↓

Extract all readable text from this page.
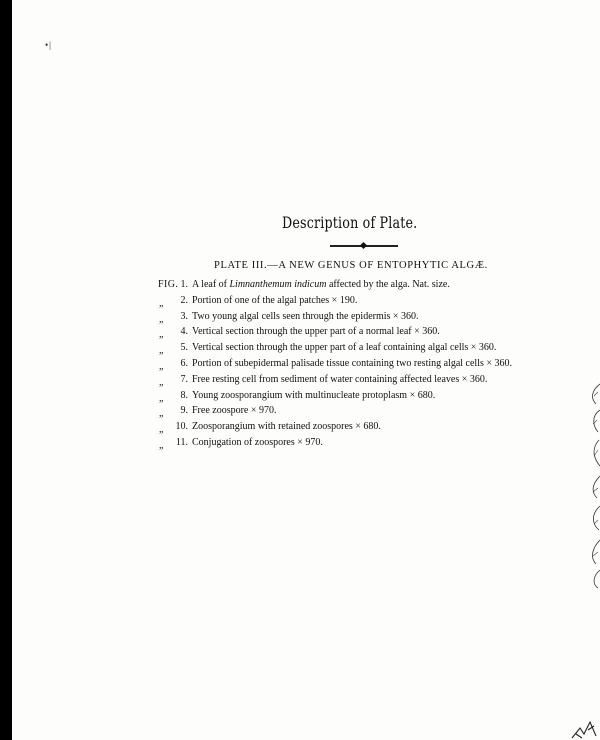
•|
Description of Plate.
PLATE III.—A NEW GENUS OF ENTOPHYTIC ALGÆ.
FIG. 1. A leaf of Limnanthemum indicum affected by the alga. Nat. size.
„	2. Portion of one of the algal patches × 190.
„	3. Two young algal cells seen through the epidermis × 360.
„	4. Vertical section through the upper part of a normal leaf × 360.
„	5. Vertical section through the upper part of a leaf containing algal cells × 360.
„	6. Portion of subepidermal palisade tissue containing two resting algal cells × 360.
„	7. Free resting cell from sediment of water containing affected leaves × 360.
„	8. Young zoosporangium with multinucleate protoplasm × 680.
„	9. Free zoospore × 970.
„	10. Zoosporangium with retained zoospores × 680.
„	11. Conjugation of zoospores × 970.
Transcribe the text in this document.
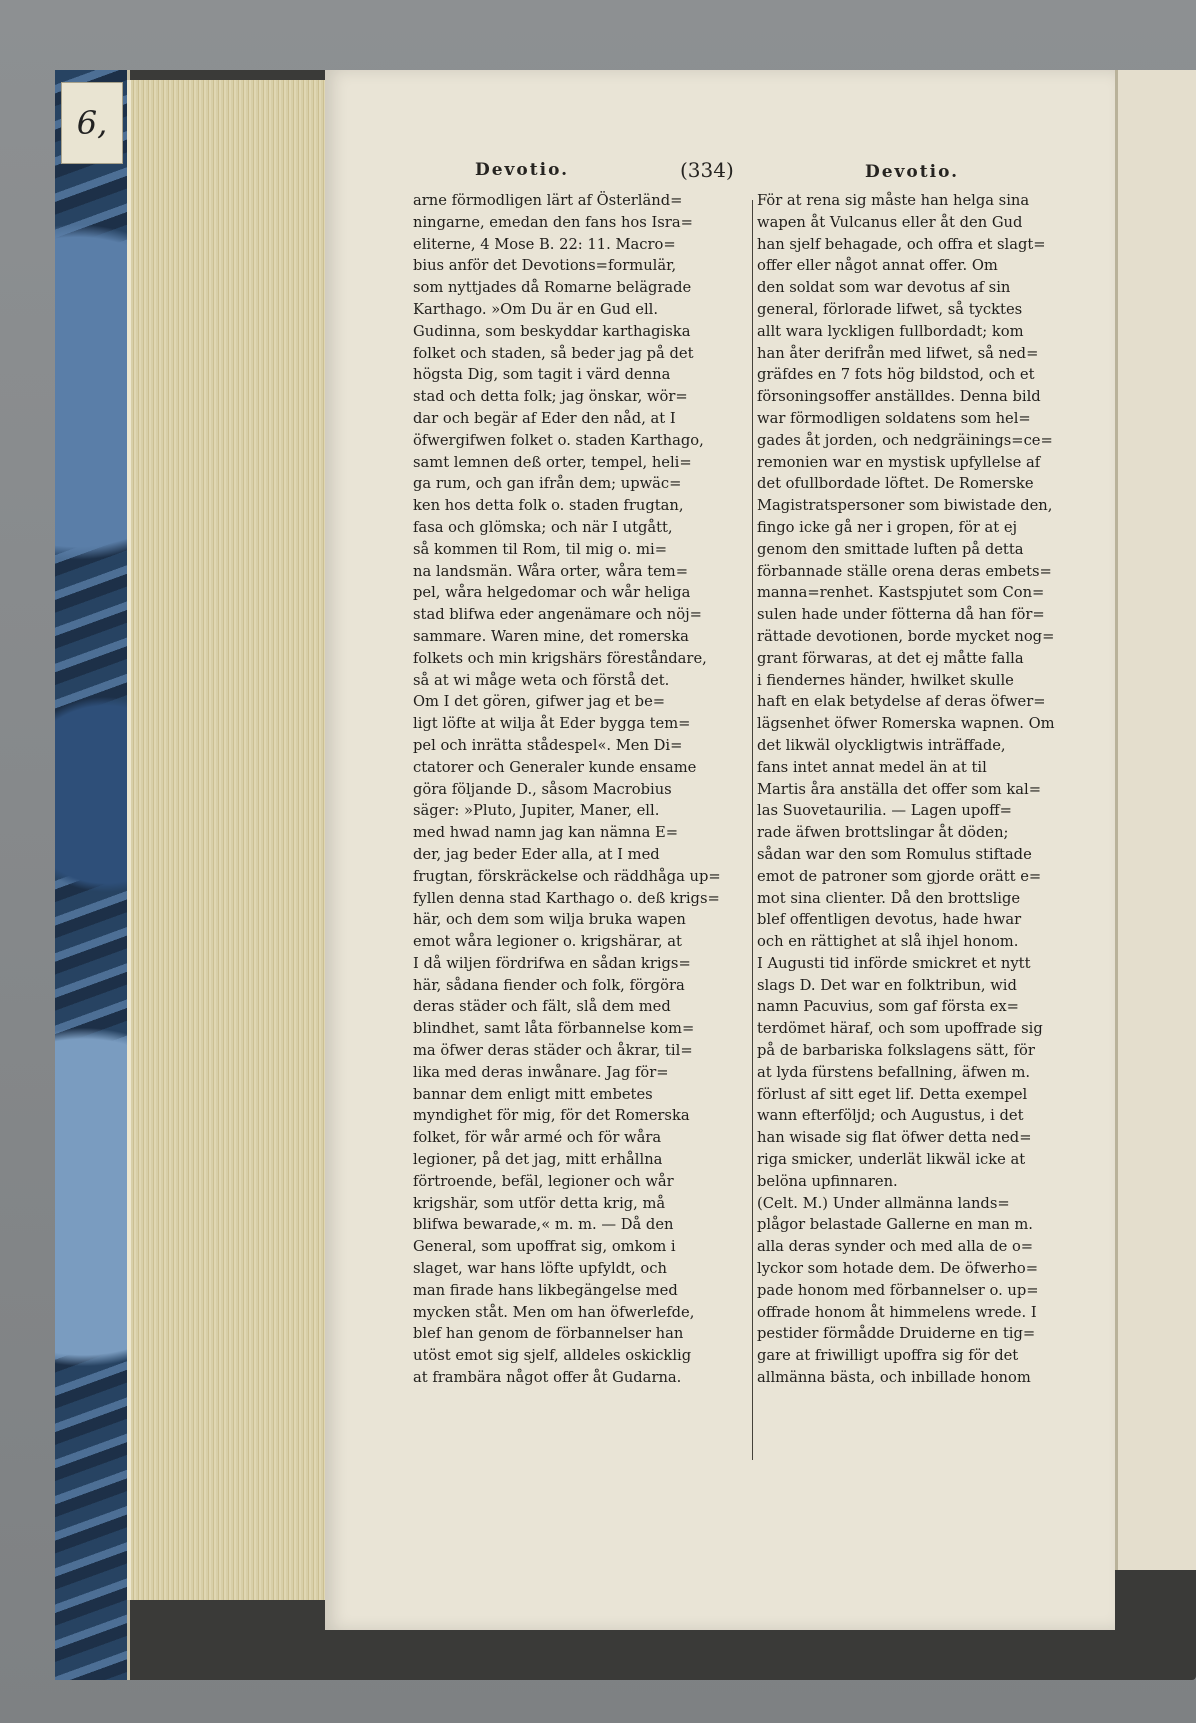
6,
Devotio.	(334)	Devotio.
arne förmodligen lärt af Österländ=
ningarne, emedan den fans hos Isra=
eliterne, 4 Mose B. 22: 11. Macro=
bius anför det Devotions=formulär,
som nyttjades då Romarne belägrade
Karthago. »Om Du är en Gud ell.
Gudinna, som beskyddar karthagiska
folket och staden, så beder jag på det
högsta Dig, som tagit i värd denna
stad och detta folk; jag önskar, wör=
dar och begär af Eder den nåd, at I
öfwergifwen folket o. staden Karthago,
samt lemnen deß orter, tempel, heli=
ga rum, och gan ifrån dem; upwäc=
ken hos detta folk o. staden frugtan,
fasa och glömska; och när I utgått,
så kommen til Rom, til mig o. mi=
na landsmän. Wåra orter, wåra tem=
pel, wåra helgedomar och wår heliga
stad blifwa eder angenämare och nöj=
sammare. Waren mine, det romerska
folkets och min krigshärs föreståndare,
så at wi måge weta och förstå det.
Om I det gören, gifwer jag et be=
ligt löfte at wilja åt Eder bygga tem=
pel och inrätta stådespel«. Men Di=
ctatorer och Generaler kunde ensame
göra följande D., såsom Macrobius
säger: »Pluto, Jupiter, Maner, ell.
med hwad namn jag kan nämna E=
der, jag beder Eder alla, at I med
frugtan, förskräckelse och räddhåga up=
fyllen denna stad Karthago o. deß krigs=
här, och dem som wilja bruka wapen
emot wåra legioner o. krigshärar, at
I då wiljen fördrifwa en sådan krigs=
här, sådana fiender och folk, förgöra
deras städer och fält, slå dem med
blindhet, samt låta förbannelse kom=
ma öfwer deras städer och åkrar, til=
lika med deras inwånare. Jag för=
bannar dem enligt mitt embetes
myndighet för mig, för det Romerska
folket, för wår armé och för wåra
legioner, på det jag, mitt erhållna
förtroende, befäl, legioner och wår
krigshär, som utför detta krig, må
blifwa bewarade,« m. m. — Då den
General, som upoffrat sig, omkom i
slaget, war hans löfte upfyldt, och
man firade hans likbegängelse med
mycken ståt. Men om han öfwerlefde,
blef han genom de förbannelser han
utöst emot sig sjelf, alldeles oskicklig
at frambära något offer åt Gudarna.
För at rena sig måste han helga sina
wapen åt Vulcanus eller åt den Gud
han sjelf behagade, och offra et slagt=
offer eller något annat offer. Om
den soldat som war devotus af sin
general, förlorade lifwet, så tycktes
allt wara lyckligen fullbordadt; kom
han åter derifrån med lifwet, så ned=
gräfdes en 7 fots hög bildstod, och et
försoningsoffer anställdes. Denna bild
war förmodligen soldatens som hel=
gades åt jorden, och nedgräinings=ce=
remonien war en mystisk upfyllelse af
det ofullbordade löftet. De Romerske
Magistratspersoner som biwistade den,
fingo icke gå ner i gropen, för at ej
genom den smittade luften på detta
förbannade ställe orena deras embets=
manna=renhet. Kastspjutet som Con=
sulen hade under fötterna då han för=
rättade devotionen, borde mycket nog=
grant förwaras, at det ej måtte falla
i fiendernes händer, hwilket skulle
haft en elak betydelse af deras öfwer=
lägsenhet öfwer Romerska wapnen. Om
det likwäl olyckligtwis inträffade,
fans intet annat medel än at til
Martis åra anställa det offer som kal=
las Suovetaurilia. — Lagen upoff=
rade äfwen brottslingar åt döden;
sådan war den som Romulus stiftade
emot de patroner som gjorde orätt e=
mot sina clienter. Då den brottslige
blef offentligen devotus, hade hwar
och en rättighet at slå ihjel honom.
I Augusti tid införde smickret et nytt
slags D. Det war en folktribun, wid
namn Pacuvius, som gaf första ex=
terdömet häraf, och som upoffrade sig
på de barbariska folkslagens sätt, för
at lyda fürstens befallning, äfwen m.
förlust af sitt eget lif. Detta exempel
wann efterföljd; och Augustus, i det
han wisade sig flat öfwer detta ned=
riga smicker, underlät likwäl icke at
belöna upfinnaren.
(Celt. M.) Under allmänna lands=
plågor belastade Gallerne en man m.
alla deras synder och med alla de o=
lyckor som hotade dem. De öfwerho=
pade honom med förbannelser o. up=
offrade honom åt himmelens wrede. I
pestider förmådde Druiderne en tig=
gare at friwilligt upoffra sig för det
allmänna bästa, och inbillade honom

↑

Quote the material in full and exactly; do not carry over its pictures.

OUTPUT OF THE EXERCISE:
Extract all readable text from this page.
•|
Description of Plate.
PLATE III.—A NEW GENUS OF ENTOPHYTIC ALGÆ.
FIG. 1. A leaf of Limnanthemum indicum affected by the alga. Nat. size.
„	2. Portion of one of the algal patches × 190.
„	3. Two young algal cells seen through the epidermis × 360.
„	4. Vertical section through the upper part of a normal leaf × 360.
„	5. Vertical section through the upper part of a leaf containing algal cells × 360.
„	6. Portion of subepidermal palisade tissue containing two resting algal cells × 360.
„	7. Free resting cell from sediment of water containing affected leaves × 360.
„	8. Young zoosporangium with multinucleate protoplasm × 680.
„	9. Free zoospore × 970.
„	10. Zoosporangium with retained zoospores × 680.
„	11. Conjugation of zoospores × 970.
Transcribe the text in this document.
6,
Devotio.	(334)	Devotio.
arne förmodligen lärt af Österländ=
ningarne, emedan den fans hos Isra=
eliterne, 4 Mose B. 22: 11. Macro=
bius anför det Devotions=formulär,
som nyttjades då Romarne belägrade
Karthago. »Om Du är en Gud ell.
Gudinna, som beskyddar karthagiska
folket och staden, så beder jag på det
högsta Dig, som tagit i värd denna
stad och detta folk; jag önskar, wör=
dar och begär af Eder den nåd, at I
öfwergifwen folket o. staden Karthago,
samt lemnen deß orter, tempel, heli=
ga rum, och gan ifrån dem; upwäc=
ken hos detta folk o. staden frugtan,
fasa och glömska; och när I utgått,
så kommen til Rom, til mig o. mi=
na landsmän. Wåra orter, wåra tem=
pel, wåra helgedomar och wår heliga
stad blifwa eder angenämare och nöj=
sammare. Waren mine, det romerska
folkets och min krigshärs föreståndare,
så at wi måge weta och förstå det.
Om I det gören, gifwer jag et be=
ligt löfte at wilja åt Eder bygga tem=
pel och inrätta stådespel«. Men Di=
ctatorer och Generaler kunde ensame
göra följande D., såsom Macrobius
säger: »Pluto, Jupiter, Maner, ell.
med hwad namn jag kan nämna E=
der, jag beder Eder alla, at I med
frugtan, förskräckelse och räddhåga up=
fyllen denna stad Karthago o. deß krigs=
här, och dem som wilja bruka wapen
emot wåra legioner o. krigshärar, at
I då wiljen fördrifwa en sådan krigs=
här, sådana fiender och folk, förgöra
deras städer och fält, slå dem med
blindhet, samt låta förbannelse kom=
ma öfwer deras städer och åkrar, til=
lika med deras inwånare. Jag för=
bannar dem enligt mitt embetes
myndighet för mig, för det Romerska
folket, för wår armé och för wåra
legioner, på det jag, mitt erhållna
förtroende, befäl, legioner och wår
krigshär, som utför detta krig, må
blifwa bewarade,« m. m. — Då den
General, som upoffrat sig, omkom i
slaget, war hans löfte upfyldt, och
man firade hans likbegängelse med
mycken ståt. Men om han öfwerlefde,
blef han genom de förbannelser han
utöst emot sig sjelf, alldeles oskicklig
at frambära något offer åt Gudarna.
För at rena sig måste han helga sina
wapen åt Vulcanus eller åt den Gud
han sjelf behagade, och offra et slagt=
offer eller något annat offer. Om
den soldat som war devotus af sin
general, förlorade lifwet, så tycktes
allt wara lyckligen fullbordadt; kom
han åter derifrån med lifwet, så ned=
gräfdes en 7 fots hög bildstod, och et
försoningsoffer anställdes. Denna bild
war förmodligen soldatens som hel=
gades åt jorden, och nedgräinings=ce=
remonien war en mystisk upfyllelse af
det ofullbordade löftet. De Romerske
Magistratspersoner som biwistade den,
fingo icke gå ner i gropen, för at ej
genom den smittade luften på detta
förbannade ställe orena deras embets=
manna=renhet. Kastspjutet som Con=
sulen hade under fötterna då han för=
rättade devotionen, borde mycket nog=
grant förwaras, at det ej måtte falla
i fiendernes händer, hwilket skulle
haft en elak betydelse af deras öfwer=
lägsenhet öfwer Romerska wapnen. Om
det likwäl olyckligtwis inträffade,
fans intet annat medel än at til
Martis åra anställa det offer som kal=
las Suovetaurilia. — Lagen upoff=
rade äfwen brottslingar åt döden;
sådan war den som Romulus stiftade
emot de patroner som gjorde orätt e=
mot sina clienter. Då den brottslige
blef offentligen devotus, hade hwar
och en rättighet at slå ihjel honom.
I Augusti tid införde smickret et nytt
slags D. Det war en folktribun, wid
namn Pacuvius, som gaf första ex=
terdömet häraf, och som upoffrade sig
på de barbariska folkslagens sätt, för
at lyda fürstens befallning, äfwen m.
förlust af sitt eget lif. Detta exempel
wann efterföljd; och Augustus, i det
han wisade sig flat öfwer detta ned=
riga smicker, underlät likwäl icke at
belöna upfinnaren.
(Celt. M.) Under allmänna lands=
plågor belastade Gallerne en man m.
alla deras synder och med alla de o=
lyckor som hotade dem. De öfwerho=
pade honom med förbannelser o. up=
offrade honom åt himmelens wrede. I
pestider förmådde Druiderne en tig=
gare at friwilligt upoffra sig för det
allmänna bästa, och inbillade honom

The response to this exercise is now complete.